# Requirement
Report how many lines contain the word "accumsan"; answer with the number only.

[Saved entries]

########################################

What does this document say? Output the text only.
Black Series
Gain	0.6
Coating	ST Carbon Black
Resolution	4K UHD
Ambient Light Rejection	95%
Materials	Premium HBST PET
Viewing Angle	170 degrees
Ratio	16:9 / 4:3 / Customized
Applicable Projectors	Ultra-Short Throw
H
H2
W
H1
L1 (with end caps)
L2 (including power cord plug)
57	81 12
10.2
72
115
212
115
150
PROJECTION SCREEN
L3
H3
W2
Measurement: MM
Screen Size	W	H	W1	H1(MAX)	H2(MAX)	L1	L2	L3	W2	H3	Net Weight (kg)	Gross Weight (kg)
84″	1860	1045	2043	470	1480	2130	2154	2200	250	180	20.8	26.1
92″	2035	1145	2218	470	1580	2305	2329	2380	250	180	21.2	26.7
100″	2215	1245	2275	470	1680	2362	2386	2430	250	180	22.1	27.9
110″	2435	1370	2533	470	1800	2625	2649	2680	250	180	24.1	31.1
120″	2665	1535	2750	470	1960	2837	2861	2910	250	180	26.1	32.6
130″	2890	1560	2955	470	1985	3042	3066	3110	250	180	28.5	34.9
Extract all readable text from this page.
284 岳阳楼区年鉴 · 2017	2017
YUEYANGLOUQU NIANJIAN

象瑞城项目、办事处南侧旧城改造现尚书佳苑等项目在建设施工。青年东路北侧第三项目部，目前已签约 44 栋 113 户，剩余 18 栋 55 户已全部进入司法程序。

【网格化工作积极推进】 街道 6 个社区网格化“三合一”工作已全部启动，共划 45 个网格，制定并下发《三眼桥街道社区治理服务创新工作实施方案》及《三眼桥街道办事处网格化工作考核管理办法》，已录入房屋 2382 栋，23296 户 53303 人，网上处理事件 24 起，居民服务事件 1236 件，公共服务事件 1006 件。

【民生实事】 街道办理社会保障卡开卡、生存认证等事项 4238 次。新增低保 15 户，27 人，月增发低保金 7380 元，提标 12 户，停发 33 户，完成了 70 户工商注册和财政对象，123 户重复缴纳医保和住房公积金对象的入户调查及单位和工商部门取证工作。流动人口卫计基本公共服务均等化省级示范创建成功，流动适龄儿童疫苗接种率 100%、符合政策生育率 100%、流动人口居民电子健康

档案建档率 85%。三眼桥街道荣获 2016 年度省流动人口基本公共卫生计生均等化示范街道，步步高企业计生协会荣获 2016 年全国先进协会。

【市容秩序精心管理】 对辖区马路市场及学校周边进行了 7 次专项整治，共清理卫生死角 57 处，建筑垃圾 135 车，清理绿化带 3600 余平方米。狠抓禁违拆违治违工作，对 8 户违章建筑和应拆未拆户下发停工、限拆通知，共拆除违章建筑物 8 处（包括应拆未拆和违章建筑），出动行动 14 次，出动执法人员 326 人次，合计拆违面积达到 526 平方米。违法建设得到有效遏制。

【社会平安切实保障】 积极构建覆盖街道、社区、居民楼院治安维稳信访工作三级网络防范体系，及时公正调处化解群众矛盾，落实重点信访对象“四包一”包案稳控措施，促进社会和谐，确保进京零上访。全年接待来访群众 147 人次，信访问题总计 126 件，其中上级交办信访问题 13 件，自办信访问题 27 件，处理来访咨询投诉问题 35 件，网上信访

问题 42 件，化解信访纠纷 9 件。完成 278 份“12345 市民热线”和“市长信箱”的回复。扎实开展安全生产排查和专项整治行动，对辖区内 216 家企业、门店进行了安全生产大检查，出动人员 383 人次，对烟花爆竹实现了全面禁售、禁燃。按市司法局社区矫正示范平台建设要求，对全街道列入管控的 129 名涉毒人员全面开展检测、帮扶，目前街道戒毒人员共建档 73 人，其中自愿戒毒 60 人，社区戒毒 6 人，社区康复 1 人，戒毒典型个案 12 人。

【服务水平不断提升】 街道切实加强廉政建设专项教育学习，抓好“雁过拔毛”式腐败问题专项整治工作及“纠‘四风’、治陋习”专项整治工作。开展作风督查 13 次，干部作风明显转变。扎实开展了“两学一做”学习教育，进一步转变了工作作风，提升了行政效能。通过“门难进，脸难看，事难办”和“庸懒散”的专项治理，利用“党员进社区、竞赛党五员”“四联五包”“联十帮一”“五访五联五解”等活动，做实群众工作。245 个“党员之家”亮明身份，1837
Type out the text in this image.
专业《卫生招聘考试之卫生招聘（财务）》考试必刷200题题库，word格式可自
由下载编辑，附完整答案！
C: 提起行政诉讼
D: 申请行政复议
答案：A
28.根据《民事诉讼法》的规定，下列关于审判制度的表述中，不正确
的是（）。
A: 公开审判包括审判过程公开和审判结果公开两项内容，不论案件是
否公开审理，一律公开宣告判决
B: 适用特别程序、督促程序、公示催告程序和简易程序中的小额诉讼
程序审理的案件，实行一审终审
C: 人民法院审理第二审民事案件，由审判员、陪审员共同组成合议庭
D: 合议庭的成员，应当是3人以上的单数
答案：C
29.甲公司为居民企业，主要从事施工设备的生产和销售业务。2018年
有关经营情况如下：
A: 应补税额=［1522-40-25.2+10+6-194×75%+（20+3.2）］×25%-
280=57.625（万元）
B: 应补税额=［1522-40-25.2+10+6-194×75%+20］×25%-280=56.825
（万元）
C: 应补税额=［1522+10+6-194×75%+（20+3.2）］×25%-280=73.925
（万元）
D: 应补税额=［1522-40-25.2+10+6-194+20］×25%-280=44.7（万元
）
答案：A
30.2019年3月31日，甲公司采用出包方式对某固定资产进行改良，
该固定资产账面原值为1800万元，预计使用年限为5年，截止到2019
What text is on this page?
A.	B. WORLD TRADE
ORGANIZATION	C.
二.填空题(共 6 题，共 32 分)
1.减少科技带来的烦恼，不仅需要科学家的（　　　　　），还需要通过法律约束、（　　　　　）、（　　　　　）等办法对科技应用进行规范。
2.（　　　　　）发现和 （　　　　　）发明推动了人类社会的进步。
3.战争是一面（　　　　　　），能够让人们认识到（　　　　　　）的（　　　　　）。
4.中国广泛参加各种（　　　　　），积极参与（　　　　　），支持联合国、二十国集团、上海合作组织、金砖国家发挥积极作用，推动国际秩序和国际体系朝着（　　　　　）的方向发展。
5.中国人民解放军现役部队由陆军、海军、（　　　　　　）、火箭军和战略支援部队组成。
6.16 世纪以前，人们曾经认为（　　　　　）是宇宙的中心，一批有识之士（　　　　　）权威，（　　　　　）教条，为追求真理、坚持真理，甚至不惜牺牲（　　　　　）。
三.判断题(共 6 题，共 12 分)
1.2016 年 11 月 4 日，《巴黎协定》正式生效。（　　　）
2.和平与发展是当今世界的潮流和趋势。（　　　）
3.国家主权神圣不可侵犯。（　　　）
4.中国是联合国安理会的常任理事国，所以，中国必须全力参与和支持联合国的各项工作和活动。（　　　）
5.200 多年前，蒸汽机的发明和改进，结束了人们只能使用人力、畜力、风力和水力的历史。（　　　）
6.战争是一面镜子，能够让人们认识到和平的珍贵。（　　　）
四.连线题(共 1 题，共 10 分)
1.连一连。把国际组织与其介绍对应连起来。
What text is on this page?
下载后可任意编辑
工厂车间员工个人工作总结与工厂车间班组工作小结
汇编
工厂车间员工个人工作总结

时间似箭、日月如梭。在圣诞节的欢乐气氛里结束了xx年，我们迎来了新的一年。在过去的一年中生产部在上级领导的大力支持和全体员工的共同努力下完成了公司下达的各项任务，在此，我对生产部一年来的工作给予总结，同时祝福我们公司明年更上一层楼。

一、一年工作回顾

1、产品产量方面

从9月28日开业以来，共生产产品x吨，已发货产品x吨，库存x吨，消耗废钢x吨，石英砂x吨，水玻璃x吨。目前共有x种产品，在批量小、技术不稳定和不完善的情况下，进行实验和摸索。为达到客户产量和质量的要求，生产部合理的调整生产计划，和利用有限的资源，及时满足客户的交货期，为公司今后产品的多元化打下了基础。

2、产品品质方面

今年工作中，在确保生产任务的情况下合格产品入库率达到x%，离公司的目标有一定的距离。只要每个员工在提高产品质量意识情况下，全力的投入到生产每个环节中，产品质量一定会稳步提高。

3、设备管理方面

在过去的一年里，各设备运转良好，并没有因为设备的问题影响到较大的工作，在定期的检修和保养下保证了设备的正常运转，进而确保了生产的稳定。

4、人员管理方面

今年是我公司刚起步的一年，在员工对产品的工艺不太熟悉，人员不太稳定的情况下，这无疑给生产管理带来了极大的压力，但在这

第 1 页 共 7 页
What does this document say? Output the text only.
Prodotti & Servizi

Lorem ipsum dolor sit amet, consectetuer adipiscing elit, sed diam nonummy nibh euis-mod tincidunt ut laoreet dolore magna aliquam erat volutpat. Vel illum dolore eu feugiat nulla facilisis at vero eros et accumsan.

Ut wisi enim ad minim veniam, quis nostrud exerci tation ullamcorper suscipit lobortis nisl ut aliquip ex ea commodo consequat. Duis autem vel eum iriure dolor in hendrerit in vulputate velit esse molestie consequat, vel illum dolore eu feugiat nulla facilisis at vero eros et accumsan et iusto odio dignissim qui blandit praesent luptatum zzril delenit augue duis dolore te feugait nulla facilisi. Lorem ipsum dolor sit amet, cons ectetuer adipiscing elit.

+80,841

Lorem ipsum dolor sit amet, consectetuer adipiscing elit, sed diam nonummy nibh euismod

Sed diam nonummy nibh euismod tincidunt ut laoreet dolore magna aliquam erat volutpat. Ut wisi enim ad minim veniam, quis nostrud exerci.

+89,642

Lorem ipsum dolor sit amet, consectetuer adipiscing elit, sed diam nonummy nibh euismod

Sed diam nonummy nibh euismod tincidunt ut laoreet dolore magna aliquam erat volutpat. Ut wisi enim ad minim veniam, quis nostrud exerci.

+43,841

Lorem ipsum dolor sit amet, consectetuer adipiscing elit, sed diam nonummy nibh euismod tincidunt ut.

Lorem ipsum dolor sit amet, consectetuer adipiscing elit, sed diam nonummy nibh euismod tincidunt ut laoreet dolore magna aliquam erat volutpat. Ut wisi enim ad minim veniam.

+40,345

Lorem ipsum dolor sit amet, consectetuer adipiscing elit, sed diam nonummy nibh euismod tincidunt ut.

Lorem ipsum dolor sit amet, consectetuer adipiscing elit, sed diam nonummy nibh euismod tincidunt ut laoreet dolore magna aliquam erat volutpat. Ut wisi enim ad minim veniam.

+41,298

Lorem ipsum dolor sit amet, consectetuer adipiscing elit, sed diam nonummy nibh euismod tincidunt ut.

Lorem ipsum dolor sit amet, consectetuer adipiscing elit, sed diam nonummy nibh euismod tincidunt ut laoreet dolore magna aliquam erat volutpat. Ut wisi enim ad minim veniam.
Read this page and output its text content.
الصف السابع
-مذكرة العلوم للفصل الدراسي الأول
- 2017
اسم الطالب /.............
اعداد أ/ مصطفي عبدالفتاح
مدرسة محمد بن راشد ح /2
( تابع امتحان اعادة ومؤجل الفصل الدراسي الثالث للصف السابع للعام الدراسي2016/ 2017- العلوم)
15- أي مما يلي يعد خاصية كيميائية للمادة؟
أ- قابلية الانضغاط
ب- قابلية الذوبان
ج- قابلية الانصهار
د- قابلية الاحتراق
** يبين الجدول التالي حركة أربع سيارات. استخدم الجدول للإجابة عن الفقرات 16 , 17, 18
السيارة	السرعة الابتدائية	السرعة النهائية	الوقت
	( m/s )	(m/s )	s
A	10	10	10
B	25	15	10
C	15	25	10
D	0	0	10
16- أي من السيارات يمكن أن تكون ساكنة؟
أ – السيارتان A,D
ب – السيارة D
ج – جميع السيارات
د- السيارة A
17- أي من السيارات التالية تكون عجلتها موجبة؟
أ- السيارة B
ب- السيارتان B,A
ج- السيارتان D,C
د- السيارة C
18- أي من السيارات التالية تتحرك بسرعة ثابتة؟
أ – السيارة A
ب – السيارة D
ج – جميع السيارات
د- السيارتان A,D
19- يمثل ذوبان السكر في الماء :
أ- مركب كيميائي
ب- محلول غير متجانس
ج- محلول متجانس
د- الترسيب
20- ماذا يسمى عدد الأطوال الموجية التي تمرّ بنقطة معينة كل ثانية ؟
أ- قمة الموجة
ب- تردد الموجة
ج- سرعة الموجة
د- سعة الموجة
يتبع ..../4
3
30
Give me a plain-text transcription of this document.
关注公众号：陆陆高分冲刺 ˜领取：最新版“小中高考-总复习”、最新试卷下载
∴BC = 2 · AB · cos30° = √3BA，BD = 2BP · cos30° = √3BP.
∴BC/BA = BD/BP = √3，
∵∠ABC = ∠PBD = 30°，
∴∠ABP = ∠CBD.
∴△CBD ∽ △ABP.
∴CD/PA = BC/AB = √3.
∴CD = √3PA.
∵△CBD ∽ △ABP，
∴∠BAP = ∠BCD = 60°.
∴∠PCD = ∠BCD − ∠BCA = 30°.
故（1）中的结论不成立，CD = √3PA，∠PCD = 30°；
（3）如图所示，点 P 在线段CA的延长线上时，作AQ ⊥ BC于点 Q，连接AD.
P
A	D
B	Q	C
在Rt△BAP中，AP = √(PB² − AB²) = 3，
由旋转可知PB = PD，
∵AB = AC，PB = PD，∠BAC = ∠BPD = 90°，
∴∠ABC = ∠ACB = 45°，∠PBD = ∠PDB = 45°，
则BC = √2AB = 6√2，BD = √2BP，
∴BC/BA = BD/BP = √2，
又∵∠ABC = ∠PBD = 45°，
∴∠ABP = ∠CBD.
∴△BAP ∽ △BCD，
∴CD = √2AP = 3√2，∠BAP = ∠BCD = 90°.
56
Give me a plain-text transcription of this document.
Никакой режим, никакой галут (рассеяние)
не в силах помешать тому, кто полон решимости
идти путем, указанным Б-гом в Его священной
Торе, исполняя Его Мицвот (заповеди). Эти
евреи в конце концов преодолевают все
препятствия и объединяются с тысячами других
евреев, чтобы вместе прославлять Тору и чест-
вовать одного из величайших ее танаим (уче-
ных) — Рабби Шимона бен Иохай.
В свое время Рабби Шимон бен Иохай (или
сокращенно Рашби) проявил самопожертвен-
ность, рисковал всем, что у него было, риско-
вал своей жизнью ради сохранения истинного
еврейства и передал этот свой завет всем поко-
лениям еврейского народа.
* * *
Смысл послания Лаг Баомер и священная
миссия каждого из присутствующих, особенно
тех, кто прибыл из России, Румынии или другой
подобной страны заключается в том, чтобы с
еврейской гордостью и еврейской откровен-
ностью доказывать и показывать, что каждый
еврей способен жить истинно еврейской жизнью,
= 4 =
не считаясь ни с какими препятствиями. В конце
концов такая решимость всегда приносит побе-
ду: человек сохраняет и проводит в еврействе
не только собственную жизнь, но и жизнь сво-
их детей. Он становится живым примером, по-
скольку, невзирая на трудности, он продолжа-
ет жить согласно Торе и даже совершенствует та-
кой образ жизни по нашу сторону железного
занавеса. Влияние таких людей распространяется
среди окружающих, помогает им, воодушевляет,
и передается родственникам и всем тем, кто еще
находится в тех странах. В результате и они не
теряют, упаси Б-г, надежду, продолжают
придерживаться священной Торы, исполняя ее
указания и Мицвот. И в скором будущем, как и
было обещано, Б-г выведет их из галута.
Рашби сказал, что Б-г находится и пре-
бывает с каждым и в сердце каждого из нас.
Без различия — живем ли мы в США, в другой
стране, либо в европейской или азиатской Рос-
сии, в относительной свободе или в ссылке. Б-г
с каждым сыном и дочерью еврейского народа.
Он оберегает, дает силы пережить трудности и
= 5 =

########################################

# Reply
2